(Stated exercise): Your task is to transcribe the records exactly, skipping every image.

(Data for this task):

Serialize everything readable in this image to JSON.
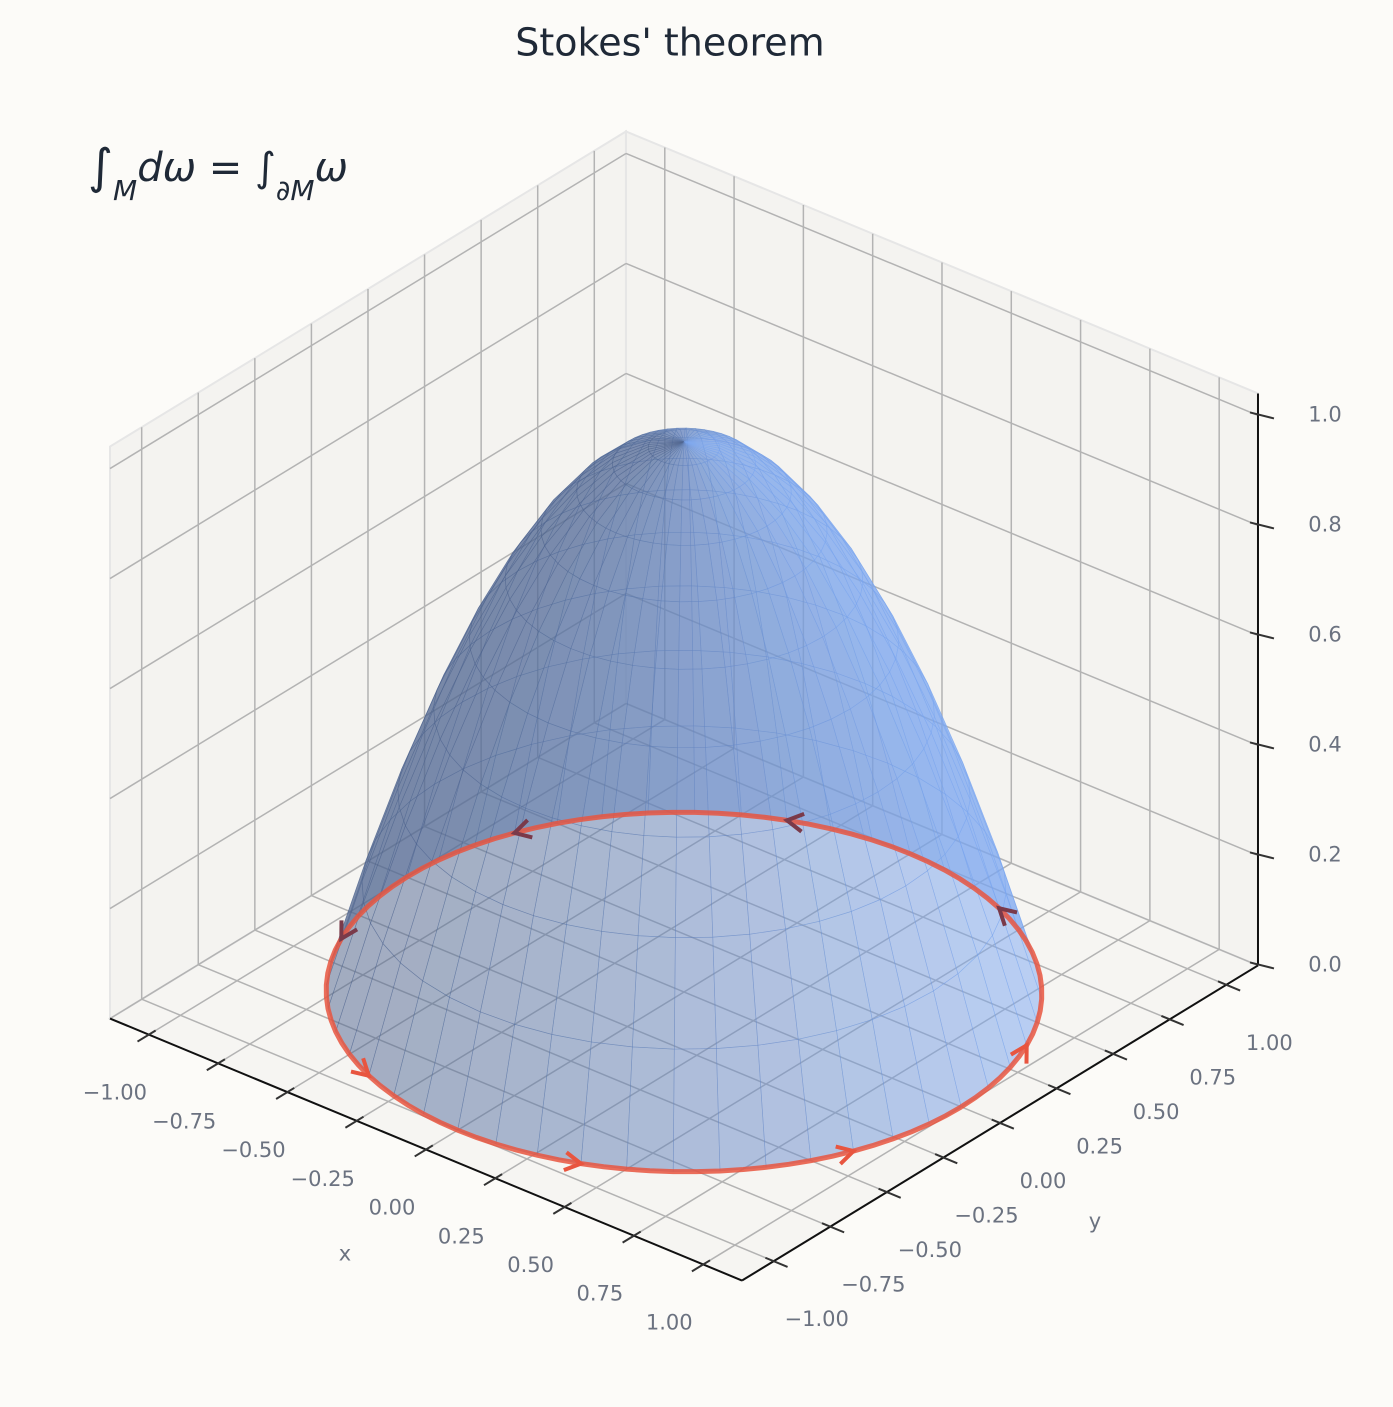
{
  "chart_data": {
    "type": "surface3d",
    "title": "Stokes' theorem",
    "annotation": [
      "∫",
      "M",
      "dω = ∫",
      "∂M",
      "ω"
    ],
    "xlabel": "x",
    "ylabel": "y",
    "xlim": [
      -1,
      1
    ],
    "ylim": [
      -1,
      1
    ],
    "zlim": [
      0,
      1
    ],
    "xticks": [
      {
        "value": -1,
        "label": "−1.00"
      },
      {
        "value": -0.75,
        "label": "−0.75"
      },
      {
        "value": -0.5,
        "label": "−0.50"
      },
      {
        "value": -0.25,
        "label": "−0.25"
      },
      {
        "value": 0,
        "label": "0.00"
      },
      {
        "value": 0.25,
        "label": "0.25"
      },
      {
        "value": 0.5,
        "label": "0.50"
      },
      {
        "value": 0.75,
        "label": "0.75"
      },
      {
        "value": 1,
        "label": "1.00"
      }
    ],
    "yticks": [
      {
        "value": -1,
        "label": "−1.00"
      },
      {
        "value": -0.75,
        "label": "−0.75"
      },
      {
        "value": -0.5,
        "label": "−0.50"
      },
      {
        "value": -0.25,
        "label": "−0.25"
      },
      {
        "value": 0,
        "label": "0.00"
      },
      {
        "value": 0.25,
        "label": "0.25"
      },
      {
        "value": 0.5,
        "label": "0.50"
      },
      {
        "value": 0.75,
        "label": "0.75"
      },
      {
        "value": 1,
        "label": "1.00"
      }
    ],
    "zticks": [
      {
        "value": 0,
        "label": "0.0"
      },
      {
        "value": 0.2,
        "label": "0.2"
      },
      {
        "value": 0.4,
        "label": "0.4"
      },
      {
        "value": 0.6,
        "label": "0.6"
      },
      {
        "value": 0.8,
        "label": "0.8"
      },
      {
        "value": 1,
        "label": "1.0"
      }
    ],
    "grid": true,
    "surface": {
      "r": [
        0,
        0.1,
        0.2,
        0.3,
        0.4,
        0.5,
        0.6,
        0.7,
        0.8,
        0.9,
        1
      ],
      "z": [
        1,
        0.99,
        0.96,
        0.91,
        0.84,
        0.75,
        0.64,
        0.51,
        0.36,
        0.19,
        0
      ],
      "color": "#7ba7f2"
    },
    "boundary": {
      "color": "#e8553f"
    }
  }
}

(Completed task):
Serialize everything readable in this image to JSON.
{
  "chart_data": {
    "type": "surface3d",
    "title": "Stokes' theorem",
    "annotation": [
      "∫",
      "M",
      "dω = ∫",
      "∂M",
      "ω"
    ],
    "xlabel": "x",
    "ylabel": "y",
    "xlim": [
      -1,
      1
    ],
    "ylim": [
      -1,
      1
    ],
    "zlim": [
      0,
      1
    ],
    "xticks": [
      {
        "value": -1,
        "label": "−1.00"
      },
      {
        "value": -0.75,
        "label": "−0.75"
      },
      {
        "value": -0.5,
        "label": "−0.50"
      },
      {
        "value": -0.25,
        "label": "−0.25"
      },
      {
        "value": 0,
        "label": "0.00"
      },
      {
        "value": 0.25,
        "label": "0.25"
      },
      {
        "value": 0.5,
        "label": "0.50"
      },
      {
        "value": 0.75,
        "label": "0.75"
      },
      {
        "value": 1,
        "label": "1.00"
      }
    ],
    "yticks": [
      {
        "value": -1,
        "label": "−1.00"
      },
      {
        "value": -0.75,
        "label": "−0.75"
      },
      {
        "value": -0.5,
        "label": "−0.50"
      },
      {
        "value": -0.25,
        "label": "−0.25"
      },
      {
        "value": 0,
        "label": "0.00"
      },
      {
        "value": 0.25,
        "label": "0.25"
      },
      {
        "value": 0.5,
        "label": "0.50"
      },
      {
        "value": 0.75,
        "label": "0.75"
      },
      {
        "value": 1,
        "label": "1.00"
      }
    ],
    "zticks": [
      {
        "value": 0,
        "label": "0.0"
      },
      {
        "value": 0.2,
        "label": "0.2"
      },
      {
        "value": 0.4,
        "label": "0.4"
      },
      {
        "value": 0.6,
        "label": "0.6"
      },
      {
        "value": 0.8,
        "label": "0.8"
      },
      {
        "value": 1,
        "label": "1.0"
      }
    ],
    "grid": true,
    "surface": {
      "r": [
        0,
        0.1,
        0.2,
        0.3,
        0.4,
        0.5,
        0.6,
        0.7,
        0.8,
        0.9,
        1
      ],
      "z": [
        1,
        0.99,
        0.96,
        0.91,
        0.84,
        0.75,
        0.64,
        0.51,
        0.36,
        0.19,
        0
      ],
      "color": "#7ba7f2"
    },
    "boundary": {
      "color": "#e8553f"
    }
  }
}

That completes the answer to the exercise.